AIM
Find all lines in the listing that include the word "JSON", then copy them.
begin
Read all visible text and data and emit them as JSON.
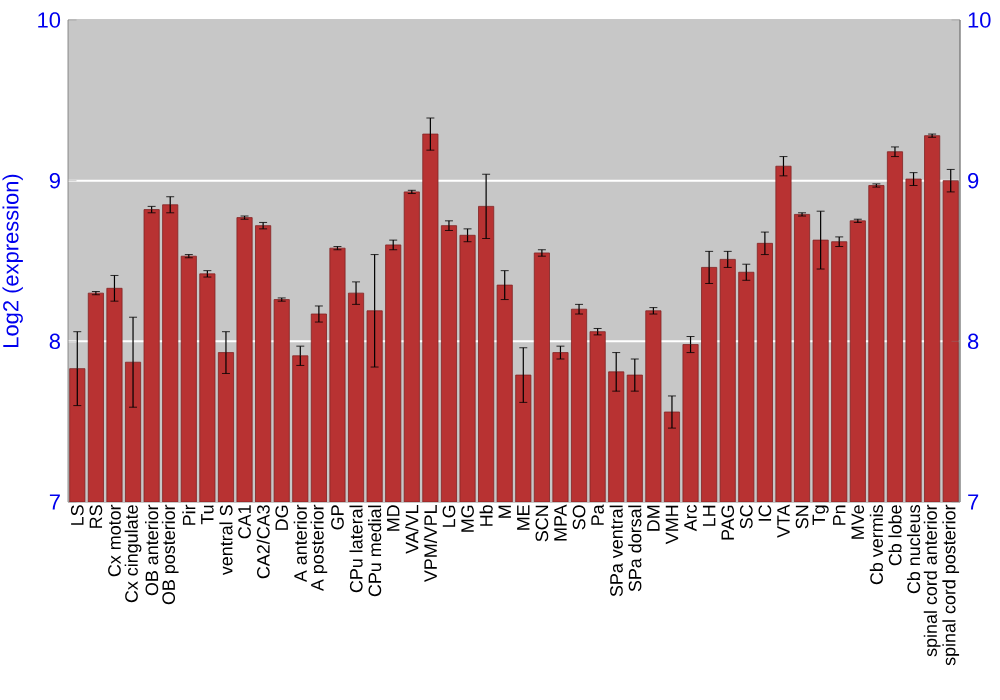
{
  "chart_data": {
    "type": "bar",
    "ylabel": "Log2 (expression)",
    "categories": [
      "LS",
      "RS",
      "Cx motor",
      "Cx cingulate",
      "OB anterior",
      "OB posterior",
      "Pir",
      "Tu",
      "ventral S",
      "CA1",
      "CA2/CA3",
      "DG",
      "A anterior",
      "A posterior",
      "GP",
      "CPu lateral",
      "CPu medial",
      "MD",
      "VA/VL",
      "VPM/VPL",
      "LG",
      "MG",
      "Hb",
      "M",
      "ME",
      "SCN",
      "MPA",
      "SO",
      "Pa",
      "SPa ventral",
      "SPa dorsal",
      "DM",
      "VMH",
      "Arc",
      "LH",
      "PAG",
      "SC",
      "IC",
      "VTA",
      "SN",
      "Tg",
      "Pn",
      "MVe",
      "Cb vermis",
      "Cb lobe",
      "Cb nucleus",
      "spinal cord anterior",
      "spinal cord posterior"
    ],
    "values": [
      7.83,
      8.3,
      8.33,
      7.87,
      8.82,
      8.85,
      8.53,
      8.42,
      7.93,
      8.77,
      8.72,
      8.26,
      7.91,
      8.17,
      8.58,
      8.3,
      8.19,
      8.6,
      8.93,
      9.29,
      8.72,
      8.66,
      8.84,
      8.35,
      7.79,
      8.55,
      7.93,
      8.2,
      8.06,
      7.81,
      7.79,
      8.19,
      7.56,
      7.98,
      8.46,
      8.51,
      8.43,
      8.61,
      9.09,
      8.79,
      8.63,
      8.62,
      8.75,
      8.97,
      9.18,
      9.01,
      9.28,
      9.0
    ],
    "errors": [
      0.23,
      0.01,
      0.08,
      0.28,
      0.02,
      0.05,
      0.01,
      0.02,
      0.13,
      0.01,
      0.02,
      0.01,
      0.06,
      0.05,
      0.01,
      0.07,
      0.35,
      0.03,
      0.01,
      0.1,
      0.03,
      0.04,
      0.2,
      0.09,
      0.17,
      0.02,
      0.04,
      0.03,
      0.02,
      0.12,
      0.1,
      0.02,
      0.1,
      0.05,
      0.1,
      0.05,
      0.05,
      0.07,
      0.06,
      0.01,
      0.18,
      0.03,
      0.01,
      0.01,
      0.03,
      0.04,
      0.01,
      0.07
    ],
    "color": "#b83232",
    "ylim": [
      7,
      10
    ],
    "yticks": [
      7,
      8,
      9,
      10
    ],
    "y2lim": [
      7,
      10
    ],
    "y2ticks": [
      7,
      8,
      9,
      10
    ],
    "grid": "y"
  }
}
end
begin
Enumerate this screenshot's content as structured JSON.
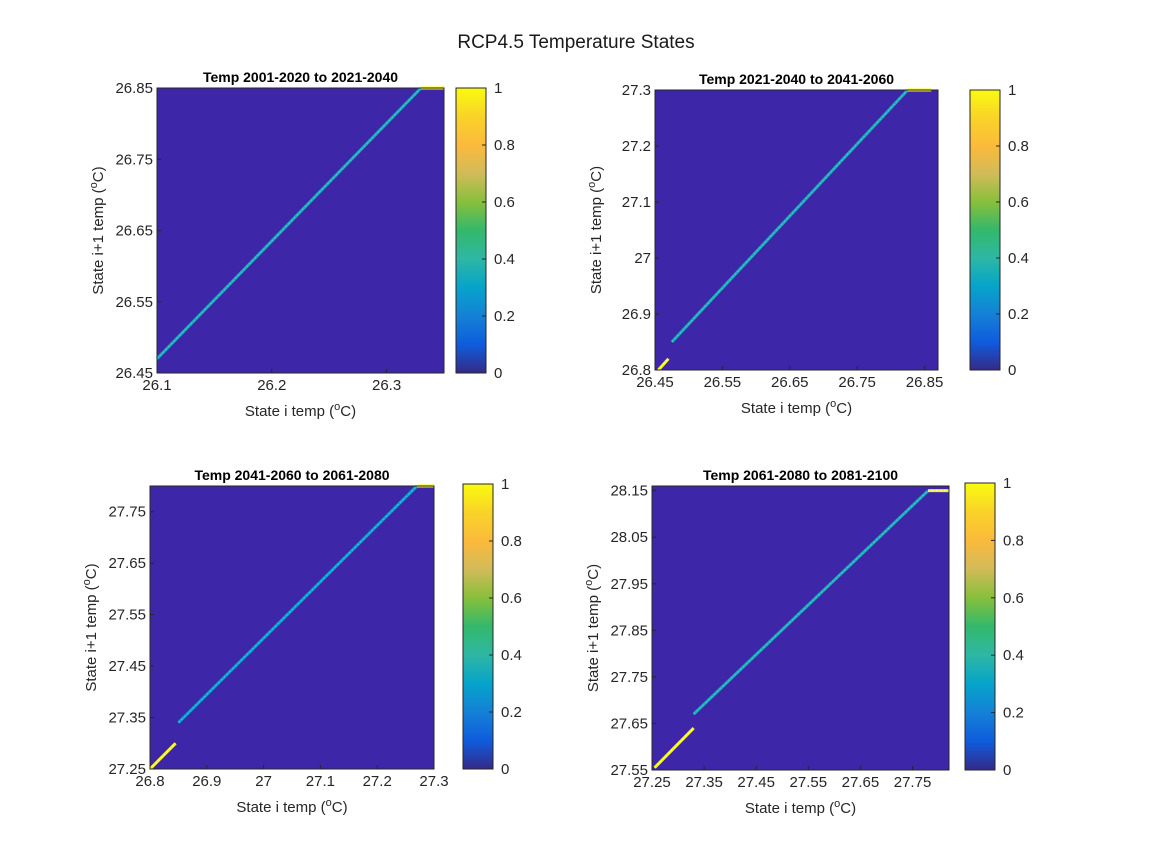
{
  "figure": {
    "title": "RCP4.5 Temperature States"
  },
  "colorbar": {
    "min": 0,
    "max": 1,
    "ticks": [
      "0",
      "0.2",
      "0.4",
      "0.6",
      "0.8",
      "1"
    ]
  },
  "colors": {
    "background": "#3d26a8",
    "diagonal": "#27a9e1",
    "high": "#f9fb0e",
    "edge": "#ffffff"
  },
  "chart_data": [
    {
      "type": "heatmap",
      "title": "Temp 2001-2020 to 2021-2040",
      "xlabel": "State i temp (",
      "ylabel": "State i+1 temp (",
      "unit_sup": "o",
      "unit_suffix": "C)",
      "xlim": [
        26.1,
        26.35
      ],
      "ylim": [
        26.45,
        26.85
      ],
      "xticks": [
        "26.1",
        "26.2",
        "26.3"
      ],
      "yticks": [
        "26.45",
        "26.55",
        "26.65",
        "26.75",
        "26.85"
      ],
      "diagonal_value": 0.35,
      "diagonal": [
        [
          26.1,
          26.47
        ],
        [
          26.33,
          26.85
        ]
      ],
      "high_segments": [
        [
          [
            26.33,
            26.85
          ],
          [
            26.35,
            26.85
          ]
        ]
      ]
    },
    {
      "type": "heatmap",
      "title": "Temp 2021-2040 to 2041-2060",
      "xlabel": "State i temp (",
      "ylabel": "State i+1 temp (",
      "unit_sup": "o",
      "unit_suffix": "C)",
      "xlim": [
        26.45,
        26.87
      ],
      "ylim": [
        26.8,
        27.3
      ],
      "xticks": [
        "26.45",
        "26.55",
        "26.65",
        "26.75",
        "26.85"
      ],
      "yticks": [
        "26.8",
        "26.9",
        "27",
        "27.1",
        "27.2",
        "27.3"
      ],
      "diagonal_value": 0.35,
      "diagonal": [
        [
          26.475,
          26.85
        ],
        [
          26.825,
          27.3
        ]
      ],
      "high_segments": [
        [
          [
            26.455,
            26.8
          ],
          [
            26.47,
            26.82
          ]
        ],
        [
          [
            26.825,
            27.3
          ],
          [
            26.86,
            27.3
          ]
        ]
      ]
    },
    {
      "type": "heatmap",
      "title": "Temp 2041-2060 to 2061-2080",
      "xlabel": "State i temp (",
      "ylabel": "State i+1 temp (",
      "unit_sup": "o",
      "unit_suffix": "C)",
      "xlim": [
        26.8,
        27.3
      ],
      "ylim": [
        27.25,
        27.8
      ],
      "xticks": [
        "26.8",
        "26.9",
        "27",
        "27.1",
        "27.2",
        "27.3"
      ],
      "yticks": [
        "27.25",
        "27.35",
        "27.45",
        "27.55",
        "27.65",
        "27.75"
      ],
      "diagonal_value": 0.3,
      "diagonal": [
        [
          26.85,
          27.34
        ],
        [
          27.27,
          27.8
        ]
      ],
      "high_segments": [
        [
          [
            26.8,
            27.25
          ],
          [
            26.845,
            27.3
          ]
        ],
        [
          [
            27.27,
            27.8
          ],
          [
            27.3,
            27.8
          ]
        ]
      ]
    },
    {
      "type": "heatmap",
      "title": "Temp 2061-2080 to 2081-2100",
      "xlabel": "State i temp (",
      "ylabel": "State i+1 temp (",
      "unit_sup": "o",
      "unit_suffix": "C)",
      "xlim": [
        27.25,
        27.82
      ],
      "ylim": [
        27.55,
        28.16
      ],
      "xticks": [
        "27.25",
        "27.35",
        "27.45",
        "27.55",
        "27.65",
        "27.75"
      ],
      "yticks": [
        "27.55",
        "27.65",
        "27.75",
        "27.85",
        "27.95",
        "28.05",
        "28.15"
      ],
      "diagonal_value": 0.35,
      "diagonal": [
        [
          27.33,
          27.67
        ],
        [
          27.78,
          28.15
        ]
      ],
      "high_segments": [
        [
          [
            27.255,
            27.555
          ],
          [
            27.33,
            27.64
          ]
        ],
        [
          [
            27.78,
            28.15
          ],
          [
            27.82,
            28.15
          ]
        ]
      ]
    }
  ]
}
end
RIGHT ANSWER
Read all visible text and data and emit them as JSON.
Enumerate this screenshot's content as structured JSON.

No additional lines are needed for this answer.